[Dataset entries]

******************************

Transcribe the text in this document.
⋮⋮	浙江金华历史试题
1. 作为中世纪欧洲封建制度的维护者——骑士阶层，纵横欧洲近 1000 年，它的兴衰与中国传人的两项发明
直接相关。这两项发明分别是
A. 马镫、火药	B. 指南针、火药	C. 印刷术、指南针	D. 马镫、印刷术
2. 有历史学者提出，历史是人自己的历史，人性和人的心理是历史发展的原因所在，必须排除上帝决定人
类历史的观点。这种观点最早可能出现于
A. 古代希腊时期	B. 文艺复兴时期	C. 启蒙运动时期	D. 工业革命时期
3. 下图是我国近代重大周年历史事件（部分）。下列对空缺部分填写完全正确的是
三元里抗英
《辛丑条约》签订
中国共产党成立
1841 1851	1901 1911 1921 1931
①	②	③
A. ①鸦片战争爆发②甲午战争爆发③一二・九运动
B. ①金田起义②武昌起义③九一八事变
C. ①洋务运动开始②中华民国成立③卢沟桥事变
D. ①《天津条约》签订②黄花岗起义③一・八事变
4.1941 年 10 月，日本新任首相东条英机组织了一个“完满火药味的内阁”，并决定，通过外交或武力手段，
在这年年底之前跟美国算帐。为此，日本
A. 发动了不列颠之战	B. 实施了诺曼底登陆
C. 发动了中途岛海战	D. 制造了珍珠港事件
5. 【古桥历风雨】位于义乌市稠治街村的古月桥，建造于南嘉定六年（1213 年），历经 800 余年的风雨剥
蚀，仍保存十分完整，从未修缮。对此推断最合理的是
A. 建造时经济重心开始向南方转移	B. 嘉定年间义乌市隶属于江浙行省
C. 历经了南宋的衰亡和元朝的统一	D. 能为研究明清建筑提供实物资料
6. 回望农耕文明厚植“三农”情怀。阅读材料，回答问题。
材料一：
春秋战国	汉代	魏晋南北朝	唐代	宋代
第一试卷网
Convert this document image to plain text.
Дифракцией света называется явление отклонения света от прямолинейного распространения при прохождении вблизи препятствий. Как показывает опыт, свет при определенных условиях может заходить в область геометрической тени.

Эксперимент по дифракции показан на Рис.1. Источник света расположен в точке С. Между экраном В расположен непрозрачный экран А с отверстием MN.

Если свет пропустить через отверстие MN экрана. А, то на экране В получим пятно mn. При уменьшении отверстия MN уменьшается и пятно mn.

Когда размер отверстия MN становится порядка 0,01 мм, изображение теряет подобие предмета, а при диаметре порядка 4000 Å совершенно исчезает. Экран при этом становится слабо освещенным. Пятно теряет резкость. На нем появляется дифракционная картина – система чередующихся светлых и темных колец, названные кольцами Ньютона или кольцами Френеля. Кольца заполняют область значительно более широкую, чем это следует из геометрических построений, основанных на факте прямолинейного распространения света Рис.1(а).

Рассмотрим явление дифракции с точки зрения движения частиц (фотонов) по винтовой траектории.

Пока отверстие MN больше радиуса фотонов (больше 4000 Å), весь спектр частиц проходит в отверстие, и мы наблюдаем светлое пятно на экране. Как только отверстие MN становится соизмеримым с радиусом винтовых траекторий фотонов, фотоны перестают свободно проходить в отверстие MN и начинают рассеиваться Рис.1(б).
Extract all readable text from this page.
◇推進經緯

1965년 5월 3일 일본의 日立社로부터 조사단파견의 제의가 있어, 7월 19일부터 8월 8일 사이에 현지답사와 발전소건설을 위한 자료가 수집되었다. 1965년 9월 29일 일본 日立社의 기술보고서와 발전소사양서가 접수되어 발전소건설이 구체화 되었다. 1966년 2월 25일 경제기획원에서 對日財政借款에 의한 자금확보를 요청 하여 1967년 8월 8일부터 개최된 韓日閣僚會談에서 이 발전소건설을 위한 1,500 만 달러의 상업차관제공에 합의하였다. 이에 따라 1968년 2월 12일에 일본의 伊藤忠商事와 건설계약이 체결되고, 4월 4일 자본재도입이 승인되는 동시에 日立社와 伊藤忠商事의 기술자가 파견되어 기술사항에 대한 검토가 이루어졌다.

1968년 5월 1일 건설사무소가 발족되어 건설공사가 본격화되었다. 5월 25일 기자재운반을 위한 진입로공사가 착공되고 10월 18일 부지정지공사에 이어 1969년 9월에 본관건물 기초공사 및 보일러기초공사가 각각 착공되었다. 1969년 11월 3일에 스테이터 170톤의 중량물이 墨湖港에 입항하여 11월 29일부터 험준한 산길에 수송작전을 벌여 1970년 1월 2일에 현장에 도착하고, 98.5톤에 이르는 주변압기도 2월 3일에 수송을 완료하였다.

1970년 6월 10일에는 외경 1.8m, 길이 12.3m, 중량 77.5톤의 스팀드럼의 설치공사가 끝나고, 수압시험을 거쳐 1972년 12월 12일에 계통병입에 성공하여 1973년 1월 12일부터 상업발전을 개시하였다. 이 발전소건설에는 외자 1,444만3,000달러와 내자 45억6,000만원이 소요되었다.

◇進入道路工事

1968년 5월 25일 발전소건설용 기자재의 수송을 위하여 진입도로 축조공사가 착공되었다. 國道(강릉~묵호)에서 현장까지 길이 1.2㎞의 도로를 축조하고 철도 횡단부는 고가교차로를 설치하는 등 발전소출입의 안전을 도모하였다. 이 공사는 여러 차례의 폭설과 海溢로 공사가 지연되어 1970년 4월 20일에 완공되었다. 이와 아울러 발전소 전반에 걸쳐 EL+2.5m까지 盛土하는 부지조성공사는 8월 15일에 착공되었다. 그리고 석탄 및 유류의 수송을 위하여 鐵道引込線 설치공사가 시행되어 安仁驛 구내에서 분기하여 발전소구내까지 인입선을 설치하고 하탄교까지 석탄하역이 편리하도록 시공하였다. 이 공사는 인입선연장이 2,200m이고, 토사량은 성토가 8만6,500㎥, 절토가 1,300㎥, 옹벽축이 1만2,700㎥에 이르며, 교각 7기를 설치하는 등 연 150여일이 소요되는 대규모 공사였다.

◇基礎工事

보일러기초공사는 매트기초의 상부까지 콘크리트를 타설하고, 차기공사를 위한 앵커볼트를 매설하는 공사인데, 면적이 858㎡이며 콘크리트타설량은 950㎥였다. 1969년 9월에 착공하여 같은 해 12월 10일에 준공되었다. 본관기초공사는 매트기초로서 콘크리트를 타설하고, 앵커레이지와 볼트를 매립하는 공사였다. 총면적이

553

******************************

Say how many lines of the data include the word "document". Nothing other than the number should be given.

2